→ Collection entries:
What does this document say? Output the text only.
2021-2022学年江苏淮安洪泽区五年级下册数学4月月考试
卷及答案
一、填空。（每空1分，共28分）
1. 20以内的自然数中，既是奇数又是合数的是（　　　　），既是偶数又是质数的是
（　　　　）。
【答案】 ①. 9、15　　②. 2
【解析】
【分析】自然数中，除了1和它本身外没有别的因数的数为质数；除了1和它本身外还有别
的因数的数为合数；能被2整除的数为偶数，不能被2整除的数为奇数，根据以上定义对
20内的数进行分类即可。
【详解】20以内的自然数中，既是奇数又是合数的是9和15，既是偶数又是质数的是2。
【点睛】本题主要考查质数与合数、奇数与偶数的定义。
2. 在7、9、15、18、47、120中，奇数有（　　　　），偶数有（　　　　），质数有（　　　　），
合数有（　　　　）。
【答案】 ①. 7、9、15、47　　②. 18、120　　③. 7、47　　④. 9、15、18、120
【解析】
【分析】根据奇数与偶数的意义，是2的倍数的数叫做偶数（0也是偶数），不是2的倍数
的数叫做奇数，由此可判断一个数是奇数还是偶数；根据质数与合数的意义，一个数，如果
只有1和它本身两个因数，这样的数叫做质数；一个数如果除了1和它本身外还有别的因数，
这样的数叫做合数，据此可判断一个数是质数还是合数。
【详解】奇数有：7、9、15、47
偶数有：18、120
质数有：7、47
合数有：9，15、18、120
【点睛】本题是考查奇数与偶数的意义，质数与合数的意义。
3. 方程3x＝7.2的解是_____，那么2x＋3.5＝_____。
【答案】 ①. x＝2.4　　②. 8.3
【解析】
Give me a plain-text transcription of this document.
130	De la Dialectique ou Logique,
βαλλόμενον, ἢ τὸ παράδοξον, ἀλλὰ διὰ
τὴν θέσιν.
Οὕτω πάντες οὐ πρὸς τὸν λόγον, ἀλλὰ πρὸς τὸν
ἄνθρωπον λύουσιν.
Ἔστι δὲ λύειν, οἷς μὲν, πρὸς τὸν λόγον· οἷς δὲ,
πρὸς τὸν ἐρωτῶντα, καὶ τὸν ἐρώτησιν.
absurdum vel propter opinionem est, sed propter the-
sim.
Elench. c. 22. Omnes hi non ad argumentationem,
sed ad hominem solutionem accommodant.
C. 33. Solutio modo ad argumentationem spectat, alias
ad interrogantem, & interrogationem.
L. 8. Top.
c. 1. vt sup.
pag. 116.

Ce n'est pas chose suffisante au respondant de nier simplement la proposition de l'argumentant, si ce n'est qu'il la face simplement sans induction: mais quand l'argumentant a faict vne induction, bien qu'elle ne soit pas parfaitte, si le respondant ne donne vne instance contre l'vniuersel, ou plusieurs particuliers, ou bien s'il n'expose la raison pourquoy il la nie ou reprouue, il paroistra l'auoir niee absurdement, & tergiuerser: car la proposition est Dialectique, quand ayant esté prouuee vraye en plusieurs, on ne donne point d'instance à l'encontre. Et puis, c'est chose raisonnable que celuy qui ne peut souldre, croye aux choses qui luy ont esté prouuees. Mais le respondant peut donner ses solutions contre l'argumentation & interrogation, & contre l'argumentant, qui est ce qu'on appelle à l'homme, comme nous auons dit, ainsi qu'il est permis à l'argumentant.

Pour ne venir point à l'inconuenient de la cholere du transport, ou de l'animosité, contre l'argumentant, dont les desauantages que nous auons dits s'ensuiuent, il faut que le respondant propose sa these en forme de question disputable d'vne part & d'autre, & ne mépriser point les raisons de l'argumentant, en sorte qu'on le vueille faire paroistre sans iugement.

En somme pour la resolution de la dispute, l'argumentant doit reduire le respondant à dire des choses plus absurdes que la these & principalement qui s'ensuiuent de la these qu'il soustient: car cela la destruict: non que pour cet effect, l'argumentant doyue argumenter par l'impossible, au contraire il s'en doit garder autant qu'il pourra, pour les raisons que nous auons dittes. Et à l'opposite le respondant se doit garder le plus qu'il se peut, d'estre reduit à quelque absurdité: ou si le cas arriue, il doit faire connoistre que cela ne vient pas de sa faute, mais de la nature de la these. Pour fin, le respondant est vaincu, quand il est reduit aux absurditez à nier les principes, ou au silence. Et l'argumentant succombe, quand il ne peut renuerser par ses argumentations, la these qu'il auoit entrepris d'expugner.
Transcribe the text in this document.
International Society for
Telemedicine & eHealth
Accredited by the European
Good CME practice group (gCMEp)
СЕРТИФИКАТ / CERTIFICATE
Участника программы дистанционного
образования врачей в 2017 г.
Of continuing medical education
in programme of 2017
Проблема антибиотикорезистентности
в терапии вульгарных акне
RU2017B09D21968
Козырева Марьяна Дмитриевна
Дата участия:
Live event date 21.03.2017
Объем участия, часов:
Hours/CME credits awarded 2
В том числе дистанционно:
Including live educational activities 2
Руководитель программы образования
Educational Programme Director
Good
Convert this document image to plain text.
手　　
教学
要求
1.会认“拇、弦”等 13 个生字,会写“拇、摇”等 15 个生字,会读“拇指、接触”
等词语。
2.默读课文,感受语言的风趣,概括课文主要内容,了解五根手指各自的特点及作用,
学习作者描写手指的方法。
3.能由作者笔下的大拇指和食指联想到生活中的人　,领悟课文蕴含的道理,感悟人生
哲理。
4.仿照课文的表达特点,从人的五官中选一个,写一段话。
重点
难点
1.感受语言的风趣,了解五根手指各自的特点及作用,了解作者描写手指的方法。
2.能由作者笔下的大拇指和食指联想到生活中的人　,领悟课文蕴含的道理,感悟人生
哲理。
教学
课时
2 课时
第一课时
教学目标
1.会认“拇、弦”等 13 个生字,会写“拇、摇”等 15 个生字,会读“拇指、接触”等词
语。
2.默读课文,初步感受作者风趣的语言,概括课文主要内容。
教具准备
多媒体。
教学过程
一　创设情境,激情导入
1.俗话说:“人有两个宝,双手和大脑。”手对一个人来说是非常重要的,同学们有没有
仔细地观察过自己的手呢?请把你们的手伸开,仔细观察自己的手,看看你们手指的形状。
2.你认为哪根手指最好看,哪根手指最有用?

→ EXERCISE:
Give only the number of lines in the data that hold the string "sans".

→ SOLUTION:
2